> **Your instructions**:
Copy out every record below exactly as written, but leave out any pictures.

> **Saved entries**:
━━━━━━━━━━━━━━━━━━━━━━━━━━━━━━

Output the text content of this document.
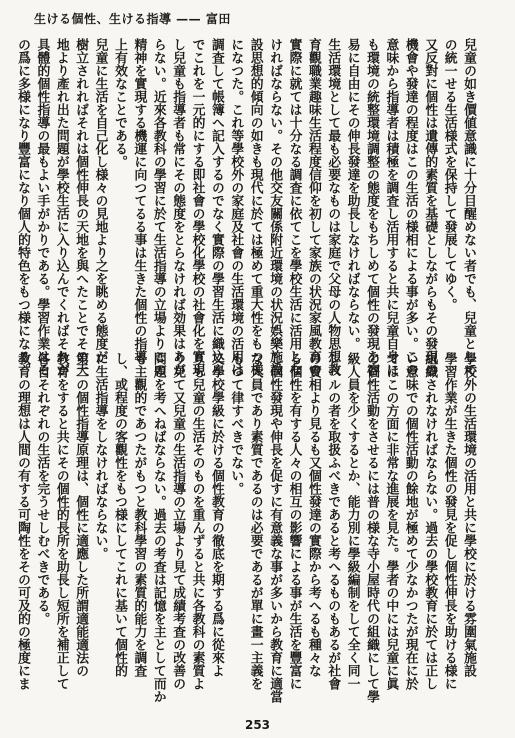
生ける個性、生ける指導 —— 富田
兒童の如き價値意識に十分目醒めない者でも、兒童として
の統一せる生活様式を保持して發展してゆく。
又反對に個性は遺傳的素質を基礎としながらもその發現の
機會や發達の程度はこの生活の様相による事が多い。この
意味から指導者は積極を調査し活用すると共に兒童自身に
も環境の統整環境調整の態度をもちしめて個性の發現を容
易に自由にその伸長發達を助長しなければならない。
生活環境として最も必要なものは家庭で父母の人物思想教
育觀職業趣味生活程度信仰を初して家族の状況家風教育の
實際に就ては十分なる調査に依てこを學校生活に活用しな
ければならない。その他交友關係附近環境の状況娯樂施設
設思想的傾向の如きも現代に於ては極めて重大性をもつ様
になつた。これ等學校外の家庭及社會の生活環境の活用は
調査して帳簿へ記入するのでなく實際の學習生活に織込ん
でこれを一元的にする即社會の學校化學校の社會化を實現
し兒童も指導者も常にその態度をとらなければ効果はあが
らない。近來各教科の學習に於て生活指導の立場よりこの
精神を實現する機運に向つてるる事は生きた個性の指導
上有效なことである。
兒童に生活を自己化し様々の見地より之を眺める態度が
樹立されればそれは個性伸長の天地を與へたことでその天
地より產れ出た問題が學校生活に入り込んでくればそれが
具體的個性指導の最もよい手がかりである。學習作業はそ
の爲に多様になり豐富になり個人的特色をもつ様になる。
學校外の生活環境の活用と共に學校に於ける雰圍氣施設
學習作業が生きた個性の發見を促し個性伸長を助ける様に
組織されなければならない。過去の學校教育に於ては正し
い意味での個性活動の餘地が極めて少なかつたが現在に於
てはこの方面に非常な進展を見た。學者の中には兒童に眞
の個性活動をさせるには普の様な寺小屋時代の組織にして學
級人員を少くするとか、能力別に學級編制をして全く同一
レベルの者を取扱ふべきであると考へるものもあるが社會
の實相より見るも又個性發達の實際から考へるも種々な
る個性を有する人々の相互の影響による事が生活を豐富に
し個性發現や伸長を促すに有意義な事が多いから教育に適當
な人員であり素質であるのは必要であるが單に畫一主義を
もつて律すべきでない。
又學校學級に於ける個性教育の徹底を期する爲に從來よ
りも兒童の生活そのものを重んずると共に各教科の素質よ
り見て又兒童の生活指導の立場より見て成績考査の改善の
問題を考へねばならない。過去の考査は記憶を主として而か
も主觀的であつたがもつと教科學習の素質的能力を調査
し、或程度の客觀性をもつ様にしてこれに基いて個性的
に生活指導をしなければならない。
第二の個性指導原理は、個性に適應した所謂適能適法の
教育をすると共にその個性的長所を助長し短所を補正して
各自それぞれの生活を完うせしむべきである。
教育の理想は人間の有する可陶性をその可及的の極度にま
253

━━━━━━━━━━━━━━━━━━━━━━━━━━━━━━

> **Exercise answer**:
Output the text content of this document.
生ける個性、生ける指導 —— 富田
兒童の如き價値意識に十分目醒めない者でも、兒童として
の統一せる生活様式を保持して發展してゆく。
又反對に個性は遺傳的素質を基礎としながらもその發現の
機會や發達の程度はこの生活の様相による事が多い。この
意味から指導者は積極を調査し活用すると共に兒童自身に
も環境の統整環境調整の態度をもちしめて個性の發現を容
易に自由にその伸長發達を助長しなければならない。
生活環境として最も必要なものは家庭で父母の人物思想教
育觀職業趣味生活程度信仰を初して家族の状況家風教育の
實際に就ては十分なる調査に依てこを學校生活に活用しな
ければならない。その他交友關係附近環境の状況娯樂施設
設思想的傾向の如きも現代に於ては極めて重大性をもつ様
になつた。これ等學校外の家庭及社會の生活環境の活用は
調査して帳簿へ記入するのでなく實際の學習生活に織込ん
でこれを一元的にする即社會の學校化學校の社會化を實現
し兒童も指導者も常にその態度をとらなければ効果はあが
らない。近來各教科の學習に於て生活指導の立場よりこの
精神を實現する機運に向つてるる事は生きた個性の指導
上有效なことである。
兒童に生活を自己化し様々の見地より之を眺める態度が
樹立されればそれは個性伸長の天地を與へたことでその天
地より產れ出た問題が學校生活に入り込んでくればそれが
具體的個性指導の最もよい手がかりである。學習作業はそ
の爲に多様になり豐富になり個人的特色をもつ様になる。
學校外の生活環境の活用と共に學校に於ける雰圍氣施設
學習作業が生きた個性の發見を促し個性伸長を助ける様に
組織されなければならない。過去の學校教育に於ては正し
い意味での個性活動の餘地が極めて少なかつたが現在に於
てはこの方面に非常な進展を見た。學者の中には兒童に眞
の個性活動をさせるには普の様な寺小屋時代の組織にして學
級人員を少くするとか、能力別に學級編制をして全く同一
レベルの者を取扱ふべきであると考へるものもあるが社會
の實相より見るも又個性發達の實際から考へるも種々な
る個性を有する人々の相互の影響による事が生活を豐富に
し個性發現や伸長を促すに有意義な事が多いから教育に適當
な人員であり素質であるのは必要であるが單に畫一主義を
もつて律すべきでない。
又學校學級に於ける個性教育の徹底を期する爲に從來よ
りも兒童の生活そのものを重んずると共に各教科の素質よ
り見て又兒童の生活指導の立場より見て成績考査の改善の
問題を考へねばならない。過去の考査は記憶を主として而か
も主觀的であつたがもつと教科學習の素質的能力を調査
し、或程度の客觀性をもつ様にしてこれに基いて個性的
に生活指導をしなければならない。
第二の個性指導原理は、個性に適應した所謂適能適法の
教育をすると共にその個性的長所を助長し短所を補正して
各自それぞれの生活を完うせしむべきである。
教育の理想は人間の有する可陶性をその可及的の極度にま
253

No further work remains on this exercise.